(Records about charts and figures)
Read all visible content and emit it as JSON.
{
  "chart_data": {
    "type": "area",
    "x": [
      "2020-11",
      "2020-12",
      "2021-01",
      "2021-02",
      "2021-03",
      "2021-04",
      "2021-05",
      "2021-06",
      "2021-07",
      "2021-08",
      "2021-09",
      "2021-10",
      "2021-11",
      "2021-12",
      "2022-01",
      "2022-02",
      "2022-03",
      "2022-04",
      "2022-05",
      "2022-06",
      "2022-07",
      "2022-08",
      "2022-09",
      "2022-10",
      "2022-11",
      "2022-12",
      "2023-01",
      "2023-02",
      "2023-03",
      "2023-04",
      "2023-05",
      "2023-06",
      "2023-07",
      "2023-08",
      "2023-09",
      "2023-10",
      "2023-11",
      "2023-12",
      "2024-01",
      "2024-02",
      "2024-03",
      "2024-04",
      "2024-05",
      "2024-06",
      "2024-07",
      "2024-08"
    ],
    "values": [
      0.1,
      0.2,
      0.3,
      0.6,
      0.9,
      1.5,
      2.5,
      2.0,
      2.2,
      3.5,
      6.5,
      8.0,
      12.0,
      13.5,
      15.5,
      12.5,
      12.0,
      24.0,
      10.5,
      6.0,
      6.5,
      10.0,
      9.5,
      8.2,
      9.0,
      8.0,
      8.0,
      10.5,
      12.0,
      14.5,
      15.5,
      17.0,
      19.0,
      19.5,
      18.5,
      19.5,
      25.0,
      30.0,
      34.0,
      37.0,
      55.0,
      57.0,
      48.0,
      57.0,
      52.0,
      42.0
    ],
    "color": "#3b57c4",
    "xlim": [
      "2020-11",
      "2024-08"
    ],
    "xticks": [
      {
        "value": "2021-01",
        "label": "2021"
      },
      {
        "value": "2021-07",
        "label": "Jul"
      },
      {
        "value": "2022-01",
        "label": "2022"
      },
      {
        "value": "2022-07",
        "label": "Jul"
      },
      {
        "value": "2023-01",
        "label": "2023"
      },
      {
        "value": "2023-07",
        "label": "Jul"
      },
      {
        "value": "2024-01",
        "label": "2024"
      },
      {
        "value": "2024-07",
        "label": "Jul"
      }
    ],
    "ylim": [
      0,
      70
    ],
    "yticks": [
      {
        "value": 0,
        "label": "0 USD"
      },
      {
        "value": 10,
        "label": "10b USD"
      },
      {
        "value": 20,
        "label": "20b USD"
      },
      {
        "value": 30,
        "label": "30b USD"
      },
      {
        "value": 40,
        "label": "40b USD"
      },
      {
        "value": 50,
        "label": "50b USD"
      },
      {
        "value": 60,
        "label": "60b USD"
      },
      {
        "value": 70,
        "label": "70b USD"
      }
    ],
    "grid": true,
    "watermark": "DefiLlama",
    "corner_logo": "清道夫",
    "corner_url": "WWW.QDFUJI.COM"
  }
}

Exercise aim |
Restate the whole listing exactly, leaving out nothing.

Answer to this task |
Read all visible content and emit it as JSON.
{
  "chart_data": {
    "type": "area",
    "x": [
      "2020-11",
      "2020-12",
      "2021-01",
      "2021-02",
      "2021-03",
      "2021-04",
      "2021-05",
      "2021-06",
      "2021-07",
      "2021-08",
      "2021-09",
      "2021-10",
      "2021-11",
      "2021-12",
      "2022-01",
      "2022-02",
      "2022-03",
      "2022-04",
      "2022-05",
      "2022-06",
      "2022-07",
      "2022-08",
      "2022-09",
      "2022-10",
      "2022-11",
      "2022-12",
      "2023-01",
      "2023-02",
      "2023-03",
      "2023-04",
      "2023-05",
      "2023-06",
      "2023-07",
      "2023-08",
      "2023-09",
      "2023-10",
      "2023-11",
      "2023-12",
      "2024-01",
      "2024-02",
      "2024-03",
      "2024-04",
      "2024-05",
      "2024-06",
      "2024-07",
      "2024-08"
    ],
    "values": [
      0.1,
      0.2,
      0.3,
      0.6,
      0.9,
      1.5,
      2.5,
      2.0,
      2.2,
      3.5,
      6.5,
      8.0,
      12.0,
      13.5,
      15.5,
      12.5,
      12.0,
      24.0,
      10.5,
      6.0,
      6.5,
      10.0,
      9.5,
      8.2,
      9.0,
      8.0,
      8.0,
      10.5,
      12.0,
      14.5,
      15.5,
      17.0,
      19.0,
      19.5,
      18.5,
      19.5,
      25.0,
      30.0,
      34.0,
      37.0,
      55.0,
      57.0,
      48.0,
      57.0,
      52.0,
      42.0
    ],
    "color": "#3b57c4",
    "xlim": [
      "2020-11",
      "2024-08"
    ],
    "xticks": [
      {
        "value": "2021-01",
        "label": "2021"
      },
      {
        "value": "2021-07",
        "label": "Jul"
      },
      {
        "value": "2022-01",
        "label": "2022"
      },
      {
        "value": "2022-07",
        "label": "Jul"
      },
      {
        "value": "2023-01",
        "label": "2023"
      },
      {
        "value": "2023-07",
        "label": "Jul"
      },
      {
        "value": "2024-01",
        "label": "2024"
      },
      {
        "value": "2024-07",
        "label": "Jul"
      }
    ],
    "ylim": [
      0,
      70
    ],
    "yticks": [
      {
        "value": 0,
        "label": "0 USD"
      },
      {
        "value": 10,
        "label": "10b USD"
      },
      {
        "value": 20,
        "label": "20b USD"
      },
      {
        "value": 30,
        "label": "30b USD"
      },
      {
        "value": 40,
        "label": "40b USD"
      },
      {
        "value": 50,
        "label": "50b USD"
      },
      {
        "value": 60,
        "label": "60b USD"
      },
      {
        "value": 70,
        "label": "70b USD"
      }
    ],
    "grid": true,
    "watermark": "DefiLlama",
    "corner_logo": "清道夫",
    "corner_url": "WWW.QDFUJI.COM"
  }
}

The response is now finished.